**EXERCISE DESCRIPTION**
All of the data should be output character for character, except the pictures.

[start of RECORDS SUPPLIED]

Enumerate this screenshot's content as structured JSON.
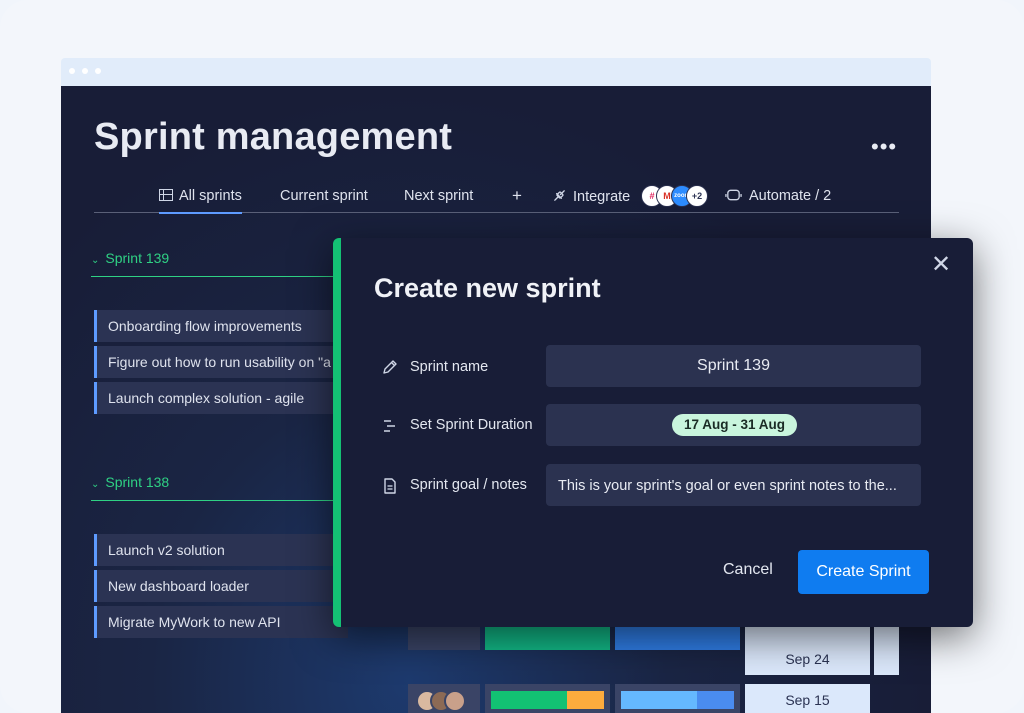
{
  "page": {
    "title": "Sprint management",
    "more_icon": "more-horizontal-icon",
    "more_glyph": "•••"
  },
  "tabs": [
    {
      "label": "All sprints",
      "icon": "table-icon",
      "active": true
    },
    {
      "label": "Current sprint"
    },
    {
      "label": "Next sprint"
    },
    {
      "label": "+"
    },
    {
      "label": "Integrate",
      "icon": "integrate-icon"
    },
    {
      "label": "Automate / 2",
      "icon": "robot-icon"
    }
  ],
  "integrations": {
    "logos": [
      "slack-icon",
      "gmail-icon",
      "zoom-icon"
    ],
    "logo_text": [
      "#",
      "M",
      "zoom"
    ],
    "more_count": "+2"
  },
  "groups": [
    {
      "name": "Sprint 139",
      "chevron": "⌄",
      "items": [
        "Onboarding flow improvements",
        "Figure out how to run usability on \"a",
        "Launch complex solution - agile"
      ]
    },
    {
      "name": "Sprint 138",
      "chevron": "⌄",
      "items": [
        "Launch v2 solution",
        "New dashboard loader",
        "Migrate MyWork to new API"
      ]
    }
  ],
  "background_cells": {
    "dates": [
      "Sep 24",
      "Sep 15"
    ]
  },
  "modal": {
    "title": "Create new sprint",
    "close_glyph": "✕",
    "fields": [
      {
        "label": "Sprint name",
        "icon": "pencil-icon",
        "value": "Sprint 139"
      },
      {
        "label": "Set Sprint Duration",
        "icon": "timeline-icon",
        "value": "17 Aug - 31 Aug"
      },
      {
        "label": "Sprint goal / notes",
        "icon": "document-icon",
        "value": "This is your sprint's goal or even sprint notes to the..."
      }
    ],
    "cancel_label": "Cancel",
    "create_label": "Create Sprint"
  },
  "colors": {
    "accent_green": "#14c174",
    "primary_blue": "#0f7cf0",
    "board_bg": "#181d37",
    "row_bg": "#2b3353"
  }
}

[end of RECORDS SUPPLIED]

**ANSWER IN FULL**
Enumerate this screenshot's content as structured JSON.
{
  "page": {
    "title": "Sprint management",
    "more_icon": "more-horizontal-icon",
    "more_glyph": "•••"
  },
  "tabs": [
    {
      "label": "All sprints",
      "icon": "table-icon",
      "active": true
    },
    {
      "label": "Current sprint"
    },
    {
      "label": "Next sprint"
    },
    {
      "label": "+"
    },
    {
      "label": "Integrate",
      "icon": "integrate-icon"
    },
    {
      "label": "Automate / 2",
      "icon": "robot-icon"
    }
  ],
  "integrations": {
    "logos": [
      "slack-icon",
      "gmail-icon",
      "zoom-icon"
    ],
    "logo_text": [
      "#",
      "M",
      "zoom"
    ],
    "more_count": "+2"
  },
  "groups": [
    {
      "name": "Sprint 139",
      "chevron": "⌄",
      "items": [
        "Onboarding flow improvements",
        "Figure out how to run usability on \"a",
        "Launch complex solution - agile"
      ]
    },
    {
      "name": "Sprint 138",
      "chevron": "⌄",
      "items": [
        "Launch v2 solution",
        "New dashboard loader",
        "Migrate MyWork to new API"
      ]
    }
  ],
  "background_cells": {
    "dates": [
      "Sep 24",
      "Sep 15"
    ]
  },
  "modal": {
    "title": "Create new sprint",
    "close_glyph": "✕",
    "fields": [
      {
        "label": "Sprint name",
        "icon": "pencil-icon",
        "value": "Sprint 139"
      },
      {
        "label": "Set Sprint Duration",
        "icon": "timeline-icon",
        "value": "17 Aug - 31 Aug"
      },
      {
        "label": "Sprint goal / notes",
        "icon": "document-icon",
        "value": "This is your sprint's goal or even sprint notes to the..."
      }
    ],
    "cancel_label": "Cancel",
    "create_label": "Create Sprint"
  },
  "colors": {
    "accent_green": "#14c174",
    "primary_blue": "#0f7cf0",
    "board_bg": "#181d37",
    "row_bg": "#2b3353"
  }
}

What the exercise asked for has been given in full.